-- begin Record list --

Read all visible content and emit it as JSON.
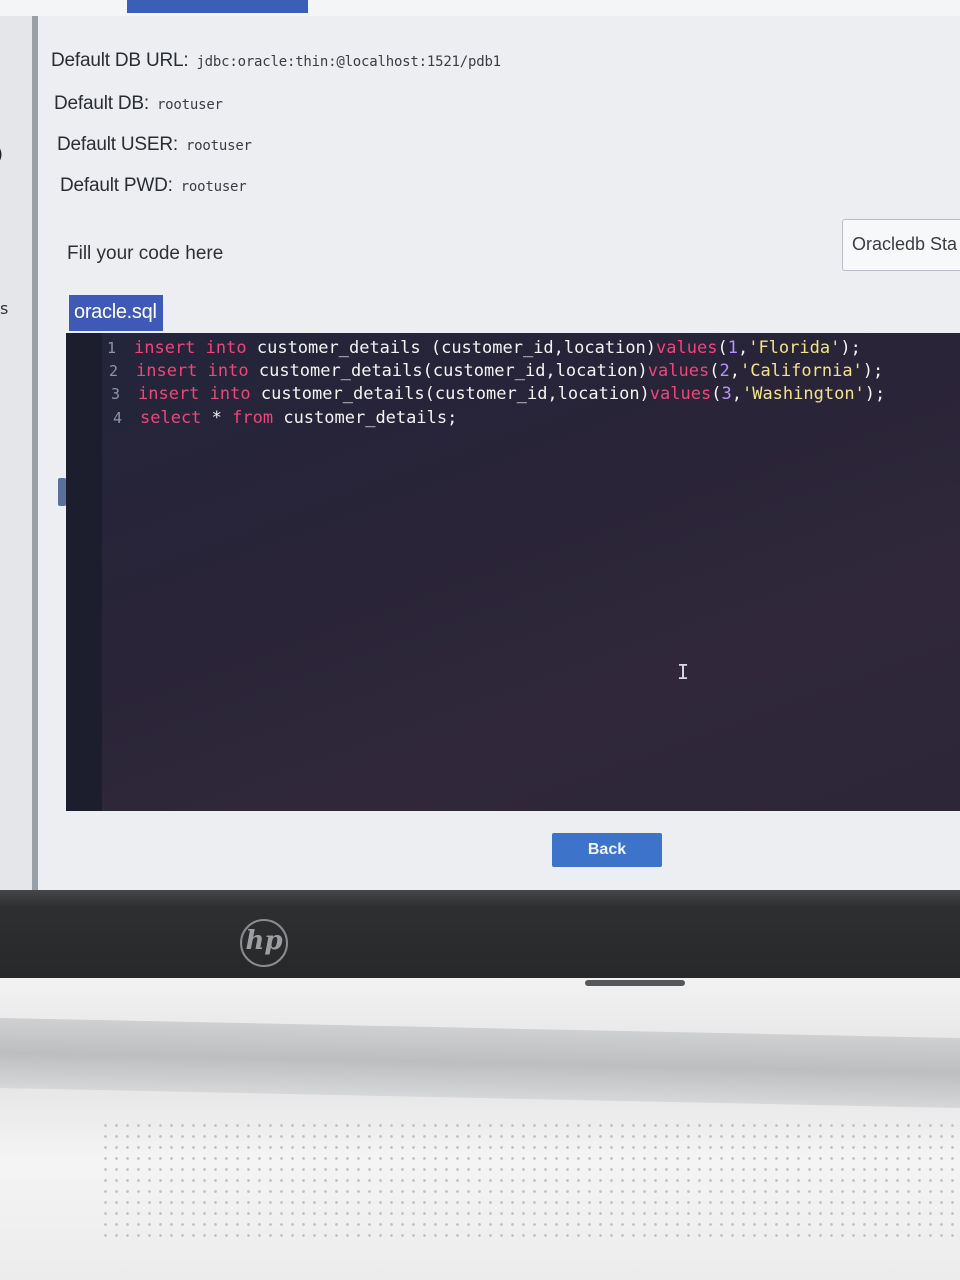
{
  "db_info": {
    "url_label": "Default DB URL:",
    "url_value": "jdbc:oracle:thin:@localhost:1521/pdb1",
    "db_label": "Default DB:",
    "db_value": "rootuser",
    "user_label": "Default USER:",
    "user_value": "rootuser",
    "pwd_label": "Default PWD:",
    "pwd_value": "rootuser"
  },
  "sidebar": {
    "partial_text": "s",
    "marker": ")"
  },
  "editor": {
    "fill_label": "Fill your code here",
    "stack_select_value": "Oracledb Sta",
    "file_tab": "oracle.sql",
    "lines": [
      {
        "n": "1",
        "kw1": "insert",
        "kw2": "into",
        "table": " customer_details (customer_id,location)",
        "fn": "values",
        "open": "(",
        "num": "1",
        "sep": ",",
        "str": "'Florida'",
        "close": ");"
      },
      {
        "n": "2",
        "kw1": "insert",
        "kw2": "into",
        "table": " customer_details(customer_id,location)",
        "fn": "values",
        "open": "(",
        "num": "2",
        "sep": ",",
        "str": "'California'",
        "close": ");"
      },
      {
        "n": "3",
        "kw1": "insert",
        "kw2": "into",
        "table": " customer_details(customer_id,location)",
        "fn": "values",
        "open": "(",
        "num": "3",
        "sep": ",",
        "str": "'Washington'",
        "close": ");"
      },
      {
        "n": "4",
        "kw1": "select",
        "star": " * ",
        "kw2": "from",
        "table": " customer_details;"
      }
    ],
    "cursor_glyph": "I"
  },
  "actions": {
    "back_label": "Back"
  },
  "hardware": {
    "logo_text": "hp"
  },
  "colors": {
    "accent": "#3f59b8",
    "button": "#3d73c9",
    "editor_bg": "#2a2438",
    "keyword": "#f0457a",
    "number": "#b792ff",
    "string": "#f2e28a"
  }
}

-- end Record list --

Task goal: In your copy, repeat each record exactly and include no pictures.

Correct response:
Read all visible content and emit it as JSON.
{
  "db_info": {
    "url_label": "Default DB URL:",
    "url_value": "jdbc:oracle:thin:@localhost:1521/pdb1",
    "db_label": "Default DB:",
    "db_value": "rootuser",
    "user_label": "Default USER:",
    "user_value": "rootuser",
    "pwd_label": "Default PWD:",
    "pwd_value": "rootuser"
  },
  "sidebar": {
    "partial_text": "s",
    "marker": ")"
  },
  "editor": {
    "fill_label": "Fill your code here",
    "stack_select_value": "Oracledb Sta",
    "file_tab": "oracle.sql",
    "lines": [
      {
        "n": "1",
        "kw1": "insert",
        "kw2": "into",
        "table": " customer_details (customer_id,location)",
        "fn": "values",
        "open": "(",
        "num": "1",
        "sep": ",",
        "str": "'Florida'",
        "close": ");"
      },
      {
        "n": "2",
        "kw1": "insert",
        "kw2": "into",
        "table": " customer_details(customer_id,location)",
        "fn": "values",
        "open": "(",
        "num": "2",
        "sep": ",",
        "str": "'California'",
        "close": ");"
      },
      {
        "n": "3",
        "kw1": "insert",
        "kw2": "into",
        "table": " customer_details(customer_id,location)",
        "fn": "values",
        "open": "(",
        "num": "3",
        "sep": ",",
        "str": "'Washington'",
        "close": ");"
      },
      {
        "n": "4",
        "kw1": "select",
        "star": " * ",
        "kw2": "from",
        "table": " customer_details;"
      }
    ],
    "cursor_glyph": "I"
  },
  "actions": {
    "back_label": "Back"
  },
  "hardware": {
    "logo_text": "hp"
  },
  "colors": {
    "accent": "#3f59b8",
    "button": "#3d73c9",
    "editor_bg": "#2a2438",
    "keyword": "#f0457a",
    "number": "#b792ff",
    "string": "#f2e28a"
  }
}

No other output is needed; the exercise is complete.